(Data taken from a collection)
──────────

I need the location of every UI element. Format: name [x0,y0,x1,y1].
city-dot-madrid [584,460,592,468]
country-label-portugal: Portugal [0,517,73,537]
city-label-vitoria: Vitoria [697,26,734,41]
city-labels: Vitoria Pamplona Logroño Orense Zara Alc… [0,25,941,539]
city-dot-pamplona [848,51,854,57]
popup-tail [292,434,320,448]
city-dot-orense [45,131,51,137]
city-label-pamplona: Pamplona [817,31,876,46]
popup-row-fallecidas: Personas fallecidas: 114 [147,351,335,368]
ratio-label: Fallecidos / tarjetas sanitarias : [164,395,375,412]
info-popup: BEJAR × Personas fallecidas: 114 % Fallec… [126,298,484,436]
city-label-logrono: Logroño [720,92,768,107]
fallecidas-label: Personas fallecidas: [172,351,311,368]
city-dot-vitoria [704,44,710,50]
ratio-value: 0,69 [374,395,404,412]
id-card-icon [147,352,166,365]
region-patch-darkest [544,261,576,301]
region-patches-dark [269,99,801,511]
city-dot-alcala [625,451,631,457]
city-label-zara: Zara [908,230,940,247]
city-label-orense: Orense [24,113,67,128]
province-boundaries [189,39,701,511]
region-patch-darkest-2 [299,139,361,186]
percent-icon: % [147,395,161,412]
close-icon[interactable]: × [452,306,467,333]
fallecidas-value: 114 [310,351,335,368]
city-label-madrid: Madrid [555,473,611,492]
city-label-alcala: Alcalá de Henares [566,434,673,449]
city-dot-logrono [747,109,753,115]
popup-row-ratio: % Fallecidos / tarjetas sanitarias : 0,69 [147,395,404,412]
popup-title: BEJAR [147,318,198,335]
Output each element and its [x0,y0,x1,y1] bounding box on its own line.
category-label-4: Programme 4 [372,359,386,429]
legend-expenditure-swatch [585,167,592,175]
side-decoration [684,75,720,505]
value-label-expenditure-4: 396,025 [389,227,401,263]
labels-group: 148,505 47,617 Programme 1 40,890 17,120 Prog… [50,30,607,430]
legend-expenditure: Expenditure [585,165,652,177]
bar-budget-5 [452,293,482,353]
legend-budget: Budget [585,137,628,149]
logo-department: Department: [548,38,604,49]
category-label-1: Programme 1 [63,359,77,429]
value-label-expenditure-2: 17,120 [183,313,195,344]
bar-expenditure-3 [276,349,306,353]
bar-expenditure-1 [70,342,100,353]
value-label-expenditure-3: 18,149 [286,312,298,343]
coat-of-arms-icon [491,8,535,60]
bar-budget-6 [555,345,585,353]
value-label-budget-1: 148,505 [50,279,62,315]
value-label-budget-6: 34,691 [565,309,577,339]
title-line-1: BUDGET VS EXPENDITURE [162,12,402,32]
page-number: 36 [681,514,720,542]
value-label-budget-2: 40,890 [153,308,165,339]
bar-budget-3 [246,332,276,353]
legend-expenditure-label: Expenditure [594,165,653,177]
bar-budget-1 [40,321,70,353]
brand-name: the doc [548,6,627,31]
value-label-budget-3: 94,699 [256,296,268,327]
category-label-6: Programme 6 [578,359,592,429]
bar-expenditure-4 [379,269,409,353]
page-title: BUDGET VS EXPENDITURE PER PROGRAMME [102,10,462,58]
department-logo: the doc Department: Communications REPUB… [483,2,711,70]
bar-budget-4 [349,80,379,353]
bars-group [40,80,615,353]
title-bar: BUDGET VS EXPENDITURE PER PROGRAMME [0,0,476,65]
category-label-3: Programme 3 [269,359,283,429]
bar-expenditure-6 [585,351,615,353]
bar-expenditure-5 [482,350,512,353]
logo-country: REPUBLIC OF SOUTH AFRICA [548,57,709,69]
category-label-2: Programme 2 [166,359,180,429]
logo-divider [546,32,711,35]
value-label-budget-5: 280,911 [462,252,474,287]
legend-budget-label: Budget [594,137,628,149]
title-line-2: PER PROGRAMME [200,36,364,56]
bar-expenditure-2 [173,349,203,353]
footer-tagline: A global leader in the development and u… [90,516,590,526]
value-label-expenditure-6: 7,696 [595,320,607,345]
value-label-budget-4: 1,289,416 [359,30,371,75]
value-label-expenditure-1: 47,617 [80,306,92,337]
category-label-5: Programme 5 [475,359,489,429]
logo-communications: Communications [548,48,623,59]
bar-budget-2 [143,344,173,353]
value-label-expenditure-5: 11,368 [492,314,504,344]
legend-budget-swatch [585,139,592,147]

──────────

[WHAT YOU NEED TO DO]: Write out the records without any changes, from the start of the records through the line that contains "province-boundaries [189,39,701,511]", including that line.

[RESPONSE]:
I need the location of every UI element. Format: name [x0,y0,x1,y1].
city-dot-madrid [584,460,592,468]
country-label-portugal: Portugal [0,517,73,537]
city-label-vitoria: Vitoria [697,26,734,41]
city-labels: Vitoria Pamplona Logroño Orense Zara Alc… [0,25,941,539]
city-dot-pamplona [848,51,854,57]
popup-tail [292,434,320,448]
city-dot-orense [45,131,51,137]
city-label-pamplona: Pamplona [817,31,876,46]
popup-row-fallecidas: Personas fallecidas: 114 [147,351,335,368]
ratio-label: Fallecidos / tarjetas sanitarias : [164,395,375,412]
info-popup: BEJAR × Personas fallecidas: 114 % Fallec… [126,298,484,436]
city-label-logrono: Logroño [720,92,768,107]
fallecidas-label: Personas fallecidas: [172,351,311,368]
city-dot-vitoria [704,44,710,50]
ratio-value: 0,69 [374,395,404,412]
id-card-icon [147,352,166,365]
region-patch-darkest [544,261,576,301]
region-patches-dark [269,99,801,511]
city-dot-alcala [625,451,631,457]
city-label-zara: Zara [908,230,940,247]
city-label-orense: Orense [24,113,67,128]
province-boundaries [189,39,701,511]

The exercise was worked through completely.